====== Material to process
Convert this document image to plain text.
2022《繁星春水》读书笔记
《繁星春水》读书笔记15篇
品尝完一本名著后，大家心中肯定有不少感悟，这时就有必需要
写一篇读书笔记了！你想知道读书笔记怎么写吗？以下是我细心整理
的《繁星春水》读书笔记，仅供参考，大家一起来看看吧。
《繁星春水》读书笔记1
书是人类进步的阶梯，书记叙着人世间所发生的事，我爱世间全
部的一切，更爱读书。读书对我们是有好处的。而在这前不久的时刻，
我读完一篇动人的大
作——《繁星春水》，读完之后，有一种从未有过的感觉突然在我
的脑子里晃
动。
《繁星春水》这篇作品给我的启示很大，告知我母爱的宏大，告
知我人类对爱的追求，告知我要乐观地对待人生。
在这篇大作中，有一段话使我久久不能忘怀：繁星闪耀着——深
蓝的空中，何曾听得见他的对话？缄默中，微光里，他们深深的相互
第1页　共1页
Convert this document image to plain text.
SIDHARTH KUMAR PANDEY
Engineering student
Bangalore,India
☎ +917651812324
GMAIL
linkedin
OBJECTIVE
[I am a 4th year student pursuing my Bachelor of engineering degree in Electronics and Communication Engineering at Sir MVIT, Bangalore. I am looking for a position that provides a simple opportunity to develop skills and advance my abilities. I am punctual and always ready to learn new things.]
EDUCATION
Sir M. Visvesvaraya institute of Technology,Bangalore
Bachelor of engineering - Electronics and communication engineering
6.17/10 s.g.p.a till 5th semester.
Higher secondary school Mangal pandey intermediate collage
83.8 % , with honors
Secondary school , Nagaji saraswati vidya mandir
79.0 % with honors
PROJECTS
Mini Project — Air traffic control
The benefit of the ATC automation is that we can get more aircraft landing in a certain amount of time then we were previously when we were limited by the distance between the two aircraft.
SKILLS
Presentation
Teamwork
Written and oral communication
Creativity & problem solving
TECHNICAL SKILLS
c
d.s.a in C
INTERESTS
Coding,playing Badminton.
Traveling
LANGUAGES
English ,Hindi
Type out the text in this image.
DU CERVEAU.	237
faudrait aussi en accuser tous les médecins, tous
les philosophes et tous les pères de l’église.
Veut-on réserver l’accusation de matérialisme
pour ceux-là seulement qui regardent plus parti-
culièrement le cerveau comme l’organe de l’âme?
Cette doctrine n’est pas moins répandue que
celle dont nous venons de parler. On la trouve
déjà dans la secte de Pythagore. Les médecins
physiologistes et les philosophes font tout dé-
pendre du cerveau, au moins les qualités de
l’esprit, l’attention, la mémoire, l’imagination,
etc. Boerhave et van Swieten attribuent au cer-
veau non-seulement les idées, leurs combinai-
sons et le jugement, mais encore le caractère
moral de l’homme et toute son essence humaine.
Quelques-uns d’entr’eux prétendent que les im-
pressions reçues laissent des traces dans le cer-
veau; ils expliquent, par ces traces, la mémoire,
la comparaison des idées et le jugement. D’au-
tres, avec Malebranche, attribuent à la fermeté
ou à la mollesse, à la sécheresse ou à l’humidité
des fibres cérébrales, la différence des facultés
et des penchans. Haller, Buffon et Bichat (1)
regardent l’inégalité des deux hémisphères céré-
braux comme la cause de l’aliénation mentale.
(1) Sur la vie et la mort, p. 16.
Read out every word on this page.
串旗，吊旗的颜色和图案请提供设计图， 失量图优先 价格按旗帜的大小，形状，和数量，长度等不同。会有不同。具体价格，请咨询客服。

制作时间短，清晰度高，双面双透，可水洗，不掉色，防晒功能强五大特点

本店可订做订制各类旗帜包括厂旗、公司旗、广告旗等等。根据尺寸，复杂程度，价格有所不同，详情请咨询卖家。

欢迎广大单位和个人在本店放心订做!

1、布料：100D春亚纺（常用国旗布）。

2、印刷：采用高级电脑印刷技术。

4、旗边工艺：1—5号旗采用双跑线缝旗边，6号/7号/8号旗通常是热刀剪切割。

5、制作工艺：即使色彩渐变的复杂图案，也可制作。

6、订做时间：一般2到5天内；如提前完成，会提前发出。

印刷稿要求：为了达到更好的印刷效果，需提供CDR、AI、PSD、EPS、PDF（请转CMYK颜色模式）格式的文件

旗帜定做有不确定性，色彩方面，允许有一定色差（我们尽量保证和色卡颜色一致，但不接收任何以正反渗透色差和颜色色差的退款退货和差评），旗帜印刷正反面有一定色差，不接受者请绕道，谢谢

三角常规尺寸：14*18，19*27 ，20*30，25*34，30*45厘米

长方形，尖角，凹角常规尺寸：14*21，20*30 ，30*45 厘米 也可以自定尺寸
============
Repeat every record, keeping each word and mark exactly as it is.

**Task result:**
Convert this document image to plain text.
2022《繁星春水》读书笔记
《繁星春水》读书笔记15篇
品尝完一本名著后，大家心中肯定有不少感悟，这时就有必需要
写一篇读书笔记了！你想知道读书笔记怎么写吗？以下是我细心整理
的《繁星春水》读书笔记，仅供参考，大家一起来看看吧。
《繁星春水》读书笔记1
书是人类进步的阶梯，书记叙着人世间所发生的事，我爱世间全
部的一切，更爱读书。读书对我们是有好处的。而在这前不久的时刻，
我读完一篇动人的大
作——《繁星春水》，读完之后，有一种从未有过的感觉突然在我
的脑子里晃
动。
《繁星春水》这篇作品给我的启示很大，告知我母爱的宏大，告
知我人类对爱的追求，告知我要乐观地对待人生。
在这篇大作中，有一段话使我久久不能忘怀：繁星闪耀着——深
蓝的空中，何曾听得见他的对话？缄默中，微光里，他们深深的相互
第1页　共1页
Convert this document image to plain text.
SIDHARTH KUMAR PANDEY
Engineering student
Bangalore,India
☎ +917651812324
GMAIL
linkedin
OBJECTIVE
[I am a 4th year student pursuing my Bachelor of engineering degree in Electronics and Communication Engineering at Sir MVIT, Bangalore. I am looking for a position that provides a simple opportunity to develop skills and advance my abilities. I am punctual and always ready to learn new things.]
EDUCATION
Sir M. Visvesvaraya institute of Technology,Bangalore
Bachelor of engineering - Electronics and communication engineering
6.17/10 s.g.p.a till 5th semester.
Higher secondary school Mangal pandey intermediate collage
83.8 % , with honors
Secondary school , Nagaji saraswati vidya mandir
79.0 % with honors
PROJECTS
Mini Project — Air traffic control
The benefit of the ATC automation is that we can get more aircraft landing in a certain amount of time then we were previously when we were limited by the distance between the two aircraft.
SKILLS
Presentation
Teamwork
Written and oral communication
Creativity & problem solving
TECHNICAL SKILLS
c
d.s.a in C
INTERESTS
Coding,playing Badminton.
Traveling
LANGUAGES
English ,Hindi
Type out the text in this image.
DU CERVEAU.	237
faudrait aussi en accuser tous les médecins, tous
les philosophes et tous les pères de l’église.
Veut-on réserver l’accusation de matérialisme
pour ceux-là seulement qui regardent plus parti-
culièrement le cerveau comme l’organe de l’âme?
Cette doctrine n’est pas moins répandue que
celle dont nous venons de parler. On la trouve
déjà dans la secte de Pythagore. Les médecins
physiologistes et les philosophes font tout dé-
pendre du cerveau, au moins les qualités de
l’esprit, l’attention, la mémoire, l’imagination,
etc. Boerhave et van Swieten attribuent au cer-
veau non-seulement les idées, leurs combinai-
sons et le jugement, mais encore le caractère
moral de l’homme et toute son essence humaine.
Quelques-uns d’entr’eux prétendent que les im-
pressions reçues laissent des traces dans le cer-
veau; ils expliquent, par ces traces, la mémoire,
la comparaison des idées et le jugement. D’au-
tres, avec Malebranche, attribuent à la fermeté
ou à la mollesse, à la sécheresse ou à l’humidité
des fibres cérébrales, la différence des facultés
et des penchans. Haller, Buffon et Bichat (1)
regardent l’inégalité des deux hémisphères céré-
braux comme la cause de l’aliénation mentale.
(1) Sur la vie et la mort, p. 16.
Read out every word on this page.
串旗，吊旗的颜色和图案请提供设计图， 失量图优先 价格按旗帜的大小，形状，和数量，长度等不同。会有不同。具体价格，请咨询客服。

制作时间短，清晰度高，双面双透，可水洗，不掉色，防晒功能强五大特点

本店可订做订制各类旗帜包括厂旗、公司旗、广告旗等等。根据尺寸，复杂程度，价格有所不同，详情请咨询卖家。

欢迎广大单位和个人在本店放心订做!

1、布料：100D春亚纺（常用国旗布）。

2、印刷：采用高级电脑印刷技术。

4、旗边工艺：1—5号旗采用双跑线缝旗边，6号/7号/8号旗通常是热刀剪切割。

5、制作工艺：即使色彩渐变的复杂图案，也可制作。

6、订做时间：一般2到5天内；如提前完成，会提前发出。

印刷稿要求：为了达到更好的印刷效果，需提供CDR、AI、PSD、EPS、PDF（请转CMYK颜色模式）格式的文件

旗帜定做有不确定性，色彩方面，允许有一定色差（我们尽量保证和色卡颜色一致，但不接收任何以正反渗透色差和颜色色差的退款退货和差评），旗帜印刷正反面有一定色差，不接受者请绕道，谢谢

三角常规尺寸：14*18，19*27 ，20*30，25*34，30*45厘米

长方形，尖角，凹角常规尺寸：14*21，20*30 ，30*45 厘米 也可以自定尺寸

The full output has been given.